◆ **Do this**
Transcribe the records below in full; pictures stay out of the copy.
***** Exercise material
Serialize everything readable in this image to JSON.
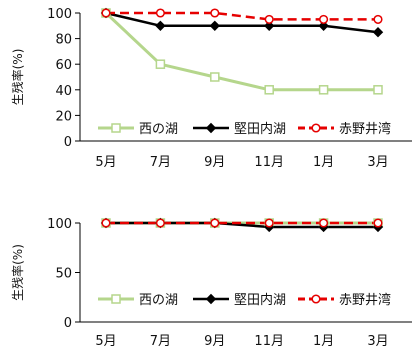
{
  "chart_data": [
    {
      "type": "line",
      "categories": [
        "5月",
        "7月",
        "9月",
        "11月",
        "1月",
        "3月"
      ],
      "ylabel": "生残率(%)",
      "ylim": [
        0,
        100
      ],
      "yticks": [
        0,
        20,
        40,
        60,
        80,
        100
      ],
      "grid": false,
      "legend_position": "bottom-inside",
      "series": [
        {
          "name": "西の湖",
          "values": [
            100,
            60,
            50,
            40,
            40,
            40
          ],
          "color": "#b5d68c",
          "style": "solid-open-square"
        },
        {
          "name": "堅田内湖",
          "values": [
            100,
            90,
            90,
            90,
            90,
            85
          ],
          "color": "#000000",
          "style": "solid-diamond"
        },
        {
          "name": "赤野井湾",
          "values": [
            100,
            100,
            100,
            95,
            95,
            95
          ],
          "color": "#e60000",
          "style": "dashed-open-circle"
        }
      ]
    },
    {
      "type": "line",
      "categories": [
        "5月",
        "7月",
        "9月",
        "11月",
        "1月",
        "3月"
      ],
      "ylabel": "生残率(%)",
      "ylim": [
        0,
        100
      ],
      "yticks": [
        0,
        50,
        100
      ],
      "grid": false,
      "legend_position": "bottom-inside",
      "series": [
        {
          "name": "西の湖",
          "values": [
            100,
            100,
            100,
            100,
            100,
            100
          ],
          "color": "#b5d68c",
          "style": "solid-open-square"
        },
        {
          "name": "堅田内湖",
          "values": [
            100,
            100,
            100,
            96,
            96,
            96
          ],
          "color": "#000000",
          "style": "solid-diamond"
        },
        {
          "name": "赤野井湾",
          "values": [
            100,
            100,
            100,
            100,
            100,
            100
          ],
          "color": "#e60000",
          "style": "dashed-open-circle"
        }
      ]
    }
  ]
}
**********
◆ **Reply**
Serialize everything readable in this image to JSON.
{
  "chart_data": [
    {
      "type": "line",
      "categories": [
        "5月",
        "7月",
        "9月",
        "11月",
        "1月",
        "3月"
      ],
      "ylabel": "生残率(%)",
      "ylim": [
        0,
        100
      ],
      "yticks": [
        0,
        20,
        40,
        60,
        80,
        100
      ],
      "grid": false,
      "legend_position": "bottom-inside",
      "series": [
        {
          "name": "西の湖",
          "values": [
            100,
            60,
            50,
            40,
            40,
            40
          ],
          "color": "#b5d68c",
          "style": "solid-open-square"
        },
        {
          "name": "堅田内湖",
          "values": [
            100,
            90,
            90,
            90,
            90,
            85
          ],
          "color": "#000000",
          "style": "solid-diamond"
        },
        {
          "name": "赤野井湾",
          "values": [
            100,
            100,
            100,
            95,
            95,
            95
          ],
          "color": "#e60000",
          "style": "dashed-open-circle"
        }
      ]
    },
    {
      "type": "line",
      "categories": [
        "5月",
        "7月",
        "9月",
        "11月",
        "1月",
        "3月"
      ],
      "ylabel": "生残率(%)",
      "ylim": [
        0,
        100
      ],
      "yticks": [
        0,
        50,
        100
      ],
      "grid": false,
      "legend_position": "bottom-inside",
      "series": [
        {
          "name": "西の湖",
          "values": [
            100,
            100,
            100,
            100,
            100,
            100
          ],
          "color": "#b5d68c",
          "style": "solid-open-square"
        },
        {
          "name": "堅田内湖",
          "values": [
            100,
            100,
            100,
            96,
            96,
            96
          ],
          "color": "#000000",
          "style": "solid-diamond"
        },
        {
          "name": "赤野井湾",
          "values": [
            100,
            100,
            100,
            100,
            100,
            100
          ],
          "color": "#e60000",
          "style": "dashed-open-circle"
        }
      ]
    }
  ]
}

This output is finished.